Written task => Update the entries that begin at the line containing "- section-dot[interactable]: [1837, 429, 1850, 442]" and stop after the line containing "- youtube-icon[interactable]: [1596, 36, 1620, 60]". Change every "chevron-down-icon" to "caret-down-icon" and leave everything else unchanged.

[begin Supplied material]

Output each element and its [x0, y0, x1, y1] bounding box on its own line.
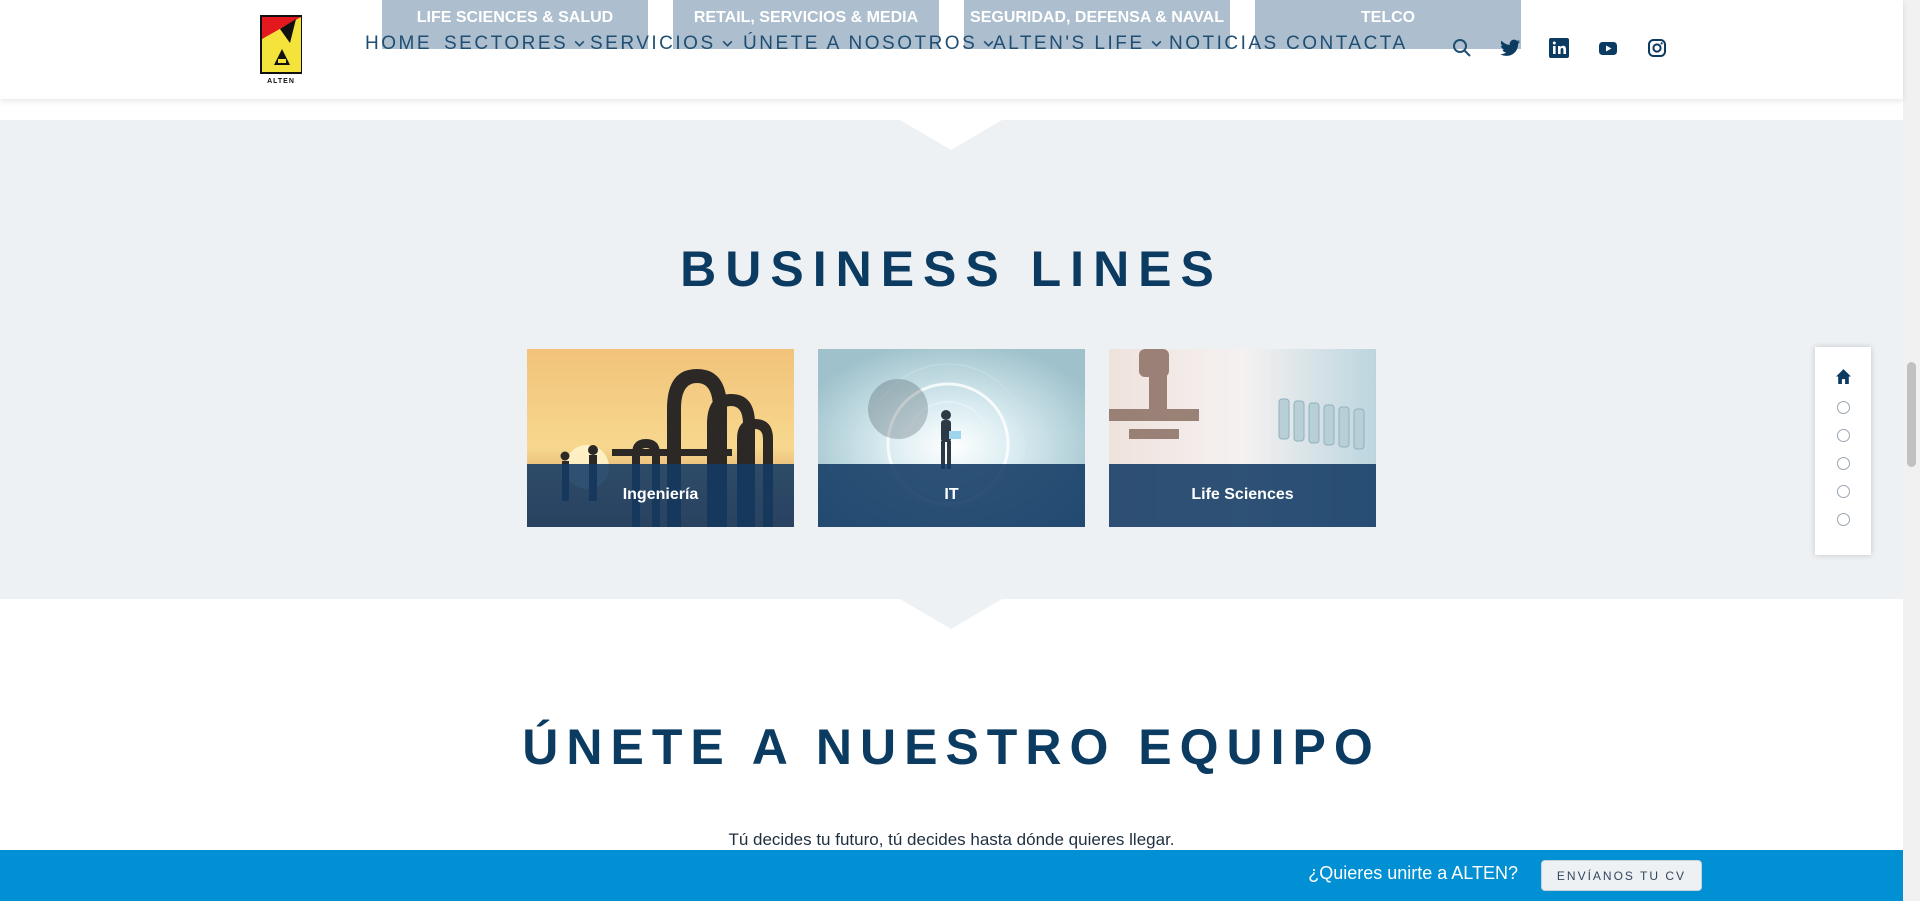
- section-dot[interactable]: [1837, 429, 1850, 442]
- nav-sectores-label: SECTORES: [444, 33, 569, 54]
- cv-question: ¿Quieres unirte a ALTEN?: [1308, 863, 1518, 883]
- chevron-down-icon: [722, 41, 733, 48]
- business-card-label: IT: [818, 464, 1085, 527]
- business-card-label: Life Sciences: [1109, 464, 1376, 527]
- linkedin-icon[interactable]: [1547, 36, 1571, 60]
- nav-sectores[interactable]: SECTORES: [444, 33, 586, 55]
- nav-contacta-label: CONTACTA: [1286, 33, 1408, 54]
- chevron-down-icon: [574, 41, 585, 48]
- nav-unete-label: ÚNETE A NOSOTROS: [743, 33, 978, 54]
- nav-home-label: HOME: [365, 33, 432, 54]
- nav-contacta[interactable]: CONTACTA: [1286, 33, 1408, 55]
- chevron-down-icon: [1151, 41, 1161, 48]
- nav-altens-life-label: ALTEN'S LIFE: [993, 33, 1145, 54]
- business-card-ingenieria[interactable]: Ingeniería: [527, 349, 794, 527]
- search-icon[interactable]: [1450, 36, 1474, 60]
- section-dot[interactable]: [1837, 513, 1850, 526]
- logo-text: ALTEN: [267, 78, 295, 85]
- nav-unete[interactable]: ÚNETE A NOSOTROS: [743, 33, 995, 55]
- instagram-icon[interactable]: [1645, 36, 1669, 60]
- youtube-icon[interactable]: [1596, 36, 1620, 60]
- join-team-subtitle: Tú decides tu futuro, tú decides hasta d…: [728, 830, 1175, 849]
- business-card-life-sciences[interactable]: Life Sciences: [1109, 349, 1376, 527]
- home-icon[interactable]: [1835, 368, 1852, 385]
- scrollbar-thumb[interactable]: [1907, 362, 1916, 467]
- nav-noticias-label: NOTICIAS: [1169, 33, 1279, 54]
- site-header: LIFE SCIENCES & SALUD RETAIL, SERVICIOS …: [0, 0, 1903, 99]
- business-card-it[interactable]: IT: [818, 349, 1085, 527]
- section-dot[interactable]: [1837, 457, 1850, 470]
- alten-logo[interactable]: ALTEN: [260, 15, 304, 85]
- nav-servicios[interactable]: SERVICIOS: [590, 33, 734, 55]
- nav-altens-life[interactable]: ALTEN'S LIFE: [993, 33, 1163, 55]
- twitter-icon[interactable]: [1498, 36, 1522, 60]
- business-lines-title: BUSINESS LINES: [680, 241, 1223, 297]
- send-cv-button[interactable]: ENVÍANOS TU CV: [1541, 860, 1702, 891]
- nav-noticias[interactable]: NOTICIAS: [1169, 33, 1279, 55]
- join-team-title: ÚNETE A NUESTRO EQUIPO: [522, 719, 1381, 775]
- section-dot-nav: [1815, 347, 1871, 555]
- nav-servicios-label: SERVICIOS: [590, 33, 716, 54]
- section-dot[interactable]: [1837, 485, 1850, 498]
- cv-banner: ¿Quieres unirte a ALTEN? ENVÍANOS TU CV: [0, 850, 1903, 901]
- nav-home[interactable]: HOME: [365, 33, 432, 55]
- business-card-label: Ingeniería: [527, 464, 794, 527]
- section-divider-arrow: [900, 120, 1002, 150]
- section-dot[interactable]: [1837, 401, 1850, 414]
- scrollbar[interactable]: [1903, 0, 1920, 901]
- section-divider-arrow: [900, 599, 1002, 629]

[end Supplied material]
[begin Supplied material]

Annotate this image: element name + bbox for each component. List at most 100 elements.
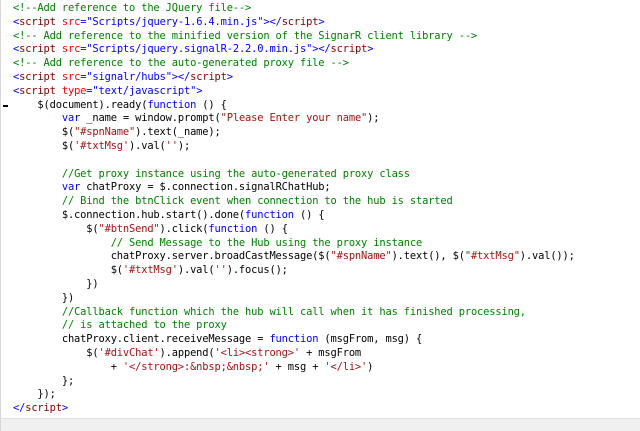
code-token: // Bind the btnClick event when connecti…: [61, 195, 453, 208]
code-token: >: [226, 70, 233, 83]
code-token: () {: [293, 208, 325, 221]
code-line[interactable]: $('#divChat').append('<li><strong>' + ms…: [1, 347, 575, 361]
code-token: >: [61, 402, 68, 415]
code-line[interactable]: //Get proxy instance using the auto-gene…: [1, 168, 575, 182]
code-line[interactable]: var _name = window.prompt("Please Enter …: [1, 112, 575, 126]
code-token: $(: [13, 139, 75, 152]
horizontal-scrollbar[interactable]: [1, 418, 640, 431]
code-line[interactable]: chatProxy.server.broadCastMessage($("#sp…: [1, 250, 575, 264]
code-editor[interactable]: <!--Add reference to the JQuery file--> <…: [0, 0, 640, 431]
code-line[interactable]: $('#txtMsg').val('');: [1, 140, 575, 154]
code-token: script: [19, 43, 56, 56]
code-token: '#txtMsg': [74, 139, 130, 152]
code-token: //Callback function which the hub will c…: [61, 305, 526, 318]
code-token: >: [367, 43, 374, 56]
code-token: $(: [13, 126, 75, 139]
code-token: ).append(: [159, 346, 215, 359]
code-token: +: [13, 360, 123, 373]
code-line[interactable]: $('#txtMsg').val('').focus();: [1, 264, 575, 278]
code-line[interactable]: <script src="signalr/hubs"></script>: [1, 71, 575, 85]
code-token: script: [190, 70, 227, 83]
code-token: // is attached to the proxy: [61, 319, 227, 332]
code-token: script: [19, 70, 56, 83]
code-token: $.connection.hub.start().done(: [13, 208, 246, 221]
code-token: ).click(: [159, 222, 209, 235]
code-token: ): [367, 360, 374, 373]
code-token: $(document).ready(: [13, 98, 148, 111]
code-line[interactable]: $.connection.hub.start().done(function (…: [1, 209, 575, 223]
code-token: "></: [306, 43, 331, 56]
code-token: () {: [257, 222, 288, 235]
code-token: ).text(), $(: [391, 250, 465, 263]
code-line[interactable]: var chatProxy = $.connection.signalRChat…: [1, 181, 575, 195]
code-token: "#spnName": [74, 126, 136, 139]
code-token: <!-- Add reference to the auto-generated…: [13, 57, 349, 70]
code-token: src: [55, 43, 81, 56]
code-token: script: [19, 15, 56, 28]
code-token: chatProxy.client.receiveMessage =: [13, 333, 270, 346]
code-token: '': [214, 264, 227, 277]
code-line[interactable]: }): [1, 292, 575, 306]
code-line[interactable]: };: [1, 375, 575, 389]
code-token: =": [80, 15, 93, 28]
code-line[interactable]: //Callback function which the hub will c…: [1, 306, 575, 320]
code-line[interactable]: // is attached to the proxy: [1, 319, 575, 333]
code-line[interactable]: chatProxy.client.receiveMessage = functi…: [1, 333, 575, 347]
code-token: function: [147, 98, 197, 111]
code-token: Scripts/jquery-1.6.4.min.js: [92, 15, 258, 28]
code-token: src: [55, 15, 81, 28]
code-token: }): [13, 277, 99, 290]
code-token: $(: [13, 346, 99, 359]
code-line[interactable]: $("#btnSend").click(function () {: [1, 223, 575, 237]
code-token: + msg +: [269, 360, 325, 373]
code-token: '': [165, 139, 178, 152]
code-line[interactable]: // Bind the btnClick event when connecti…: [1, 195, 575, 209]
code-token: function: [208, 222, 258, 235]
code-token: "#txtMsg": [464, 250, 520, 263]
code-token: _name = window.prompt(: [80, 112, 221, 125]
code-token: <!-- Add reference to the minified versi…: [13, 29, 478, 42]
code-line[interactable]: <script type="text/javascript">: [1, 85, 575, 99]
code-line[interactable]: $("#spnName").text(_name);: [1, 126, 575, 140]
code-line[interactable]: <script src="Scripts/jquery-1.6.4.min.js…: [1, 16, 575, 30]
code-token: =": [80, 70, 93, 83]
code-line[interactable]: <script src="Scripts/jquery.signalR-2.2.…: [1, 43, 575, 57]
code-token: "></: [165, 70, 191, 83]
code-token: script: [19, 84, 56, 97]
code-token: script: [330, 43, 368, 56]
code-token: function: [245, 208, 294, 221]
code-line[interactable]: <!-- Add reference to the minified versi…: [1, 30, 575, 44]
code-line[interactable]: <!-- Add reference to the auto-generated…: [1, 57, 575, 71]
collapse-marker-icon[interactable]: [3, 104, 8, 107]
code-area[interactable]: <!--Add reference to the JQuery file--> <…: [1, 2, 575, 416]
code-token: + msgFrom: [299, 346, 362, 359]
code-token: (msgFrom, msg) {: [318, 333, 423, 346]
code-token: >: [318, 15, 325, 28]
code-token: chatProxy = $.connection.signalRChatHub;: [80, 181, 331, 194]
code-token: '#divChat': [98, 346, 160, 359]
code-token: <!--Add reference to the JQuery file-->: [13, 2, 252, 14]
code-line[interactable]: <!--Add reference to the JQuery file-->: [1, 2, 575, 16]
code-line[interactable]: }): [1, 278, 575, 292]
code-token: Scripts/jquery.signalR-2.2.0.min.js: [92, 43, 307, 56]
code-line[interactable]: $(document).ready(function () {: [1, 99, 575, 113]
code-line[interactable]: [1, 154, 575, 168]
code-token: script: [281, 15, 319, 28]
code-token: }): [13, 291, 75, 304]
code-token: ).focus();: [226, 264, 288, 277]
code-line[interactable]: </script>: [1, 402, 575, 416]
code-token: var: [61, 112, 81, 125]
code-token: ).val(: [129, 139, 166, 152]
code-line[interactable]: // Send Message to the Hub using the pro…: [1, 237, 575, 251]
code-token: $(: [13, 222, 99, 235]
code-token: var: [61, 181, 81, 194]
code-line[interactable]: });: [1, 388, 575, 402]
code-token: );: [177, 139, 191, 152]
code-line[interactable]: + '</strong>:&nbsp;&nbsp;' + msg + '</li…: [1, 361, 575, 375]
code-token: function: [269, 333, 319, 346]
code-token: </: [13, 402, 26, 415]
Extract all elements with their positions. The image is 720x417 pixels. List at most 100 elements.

[end Supplied material]

The reply =>
- section-dot[interactable]: [1837, 429, 1850, 442]
- nav-sectores-label: SECTORES: [444, 33, 569, 54]
- cv-question: ¿Quieres unirte a ALTEN?: [1308, 863, 1518, 883]
- caret-down-icon: [722, 41, 733, 48]
- business-card-label: IT: [818, 464, 1085, 527]
- business-card-label: Life Sciences: [1109, 464, 1376, 527]
- linkedin-icon[interactable]: [1547, 36, 1571, 60]
- nav-sectores[interactable]: SECTORES: [444, 33, 586, 55]
- nav-contacta-label: CONTACTA: [1286, 33, 1408, 54]
- caret-down-icon: [574, 41, 585, 48]
- nav-unete-label: ÚNETE A NOSOTROS: [743, 33, 978, 54]
- nav-home-label: HOME: [365, 33, 432, 54]
- nav-contacta[interactable]: CONTACTA: [1286, 33, 1408, 55]
- caret-down-icon: [1151, 41, 1161, 48]
- nav-altens-life-label: ALTEN'S LIFE: [993, 33, 1145, 54]
- business-card-ingenieria[interactable]: Ingeniería: [527, 349, 794, 527]
- search-icon[interactable]: [1450, 36, 1474, 60]
- section-dot[interactable]: [1837, 513, 1850, 526]
- logo-text: ALTEN: [267, 78, 295, 85]
- nav-unete[interactable]: ÚNETE A NOSOTROS: [743, 33, 995, 55]
- instagram-icon[interactable]: [1645, 36, 1669, 60]
- youtube-icon[interactable]: [1596, 36, 1620, 60]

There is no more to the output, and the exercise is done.